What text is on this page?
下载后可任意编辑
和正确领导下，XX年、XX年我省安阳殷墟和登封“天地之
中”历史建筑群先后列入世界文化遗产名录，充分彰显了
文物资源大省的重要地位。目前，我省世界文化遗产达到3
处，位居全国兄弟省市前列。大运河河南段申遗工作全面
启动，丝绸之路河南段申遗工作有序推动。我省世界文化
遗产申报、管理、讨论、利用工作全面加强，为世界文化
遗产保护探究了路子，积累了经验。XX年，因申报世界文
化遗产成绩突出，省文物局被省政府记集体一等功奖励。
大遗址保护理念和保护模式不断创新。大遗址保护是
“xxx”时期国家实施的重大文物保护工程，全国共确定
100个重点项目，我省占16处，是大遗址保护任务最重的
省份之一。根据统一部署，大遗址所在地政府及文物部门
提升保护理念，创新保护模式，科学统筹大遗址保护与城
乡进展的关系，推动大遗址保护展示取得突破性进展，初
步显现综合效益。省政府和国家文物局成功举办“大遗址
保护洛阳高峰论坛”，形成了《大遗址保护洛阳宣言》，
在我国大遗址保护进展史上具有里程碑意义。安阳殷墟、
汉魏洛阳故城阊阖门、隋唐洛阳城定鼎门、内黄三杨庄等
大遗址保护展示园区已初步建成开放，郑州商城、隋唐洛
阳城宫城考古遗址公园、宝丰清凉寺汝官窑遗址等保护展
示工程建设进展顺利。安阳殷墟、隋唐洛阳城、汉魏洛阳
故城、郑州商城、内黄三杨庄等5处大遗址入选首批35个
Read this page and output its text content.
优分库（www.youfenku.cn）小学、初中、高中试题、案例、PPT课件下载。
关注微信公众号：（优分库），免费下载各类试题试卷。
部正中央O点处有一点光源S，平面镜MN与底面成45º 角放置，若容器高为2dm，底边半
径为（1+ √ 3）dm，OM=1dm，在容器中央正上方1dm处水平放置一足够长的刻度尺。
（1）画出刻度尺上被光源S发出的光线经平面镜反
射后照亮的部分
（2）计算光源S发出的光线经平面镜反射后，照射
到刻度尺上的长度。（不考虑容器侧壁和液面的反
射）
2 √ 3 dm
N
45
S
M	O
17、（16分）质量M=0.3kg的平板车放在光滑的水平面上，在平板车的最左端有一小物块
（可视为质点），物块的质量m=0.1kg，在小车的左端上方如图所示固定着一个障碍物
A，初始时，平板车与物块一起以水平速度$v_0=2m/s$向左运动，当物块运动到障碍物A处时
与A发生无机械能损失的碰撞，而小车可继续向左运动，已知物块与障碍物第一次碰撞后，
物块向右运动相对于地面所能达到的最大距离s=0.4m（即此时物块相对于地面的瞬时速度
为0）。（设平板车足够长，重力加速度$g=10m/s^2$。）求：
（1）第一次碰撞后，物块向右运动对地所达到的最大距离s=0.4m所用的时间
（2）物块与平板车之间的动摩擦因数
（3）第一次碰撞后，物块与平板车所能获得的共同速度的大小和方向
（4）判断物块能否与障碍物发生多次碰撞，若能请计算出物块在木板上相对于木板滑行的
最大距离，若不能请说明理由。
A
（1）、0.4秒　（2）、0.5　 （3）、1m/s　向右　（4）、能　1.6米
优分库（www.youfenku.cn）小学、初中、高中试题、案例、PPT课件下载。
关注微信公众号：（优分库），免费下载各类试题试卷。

:: THE REQUEST ::
Include both ends. Return the line holding "Read this page and output its text content." and all lines after it in the records above, exactly as written.

:: COMPLETE RESPONSE ::
Read this page and output its text content.
优分库（www.youfenku.cn）小学、初中、高中试题、案例、PPT课件下载。
关注微信公众号：（优分库），免费下载各类试题试卷。
部正中央O点处有一点光源S，平面镜MN与底面成45º 角放置，若容器高为2dm，底边半
径为（1+ √ 3）dm，OM=1dm，在容器中央正上方1dm处水平放置一足够长的刻度尺。
（1）画出刻度尺上被光源S发出的光线经平面镜反
射后照亮的部分
（2）计算光源S发出的光线经平面镜反射后，照射
到刻度尺上的长度。（不考虑容器侧壁和液面的反
射）
2 √ 3 dm
N
45
S
M	O
17、（16分）质量M=0.3kg的平板车放在光滑的水平面上，在平板车的最左端有一小物块
（可视为质点），物块的质量m=0.1kg，在小车的左端上方如图所示固定着一个障碍物
A，初始时，平板车与物块一起以水平速度$v_0=2m/s$向左运动，当物块运动到障碍物A处时
与A发生无机械能损失的碰撞，而小车可继续向左运动，已知物块与障碍物第一次碰撞后，
物块向右运动相对于地面所能达到的最大距离s=0.4m（即此时物块相对于地面的瞬时速度
为0）。（设平板车足够长，重力加速度$g=10m/s^2$。）求：
（1）第一次碰撞后，物块向右运动对地所达到的最大距离s=0.4m所用的时间
（2）物块与平板车之间的动摩擦因数
（3）第一次碰撞后，物块与平板车所能获得的共同速度的大小和方向
（4）判断物块能否与障碍物发生多次碰撞，若能请计算出物块在木板上相对于木板滑行的
最大距离，若不能请说明理由。
A
（1）、0.4秒　（2）、0.5　 （3）、1m/s　向右　（4）、能　1.6米
优分库（www.youfenku.cn）小学、初中、高中试题、案例、PPT课件下载。
关注微信公众号：（优分库），免费下载各类试题试卷。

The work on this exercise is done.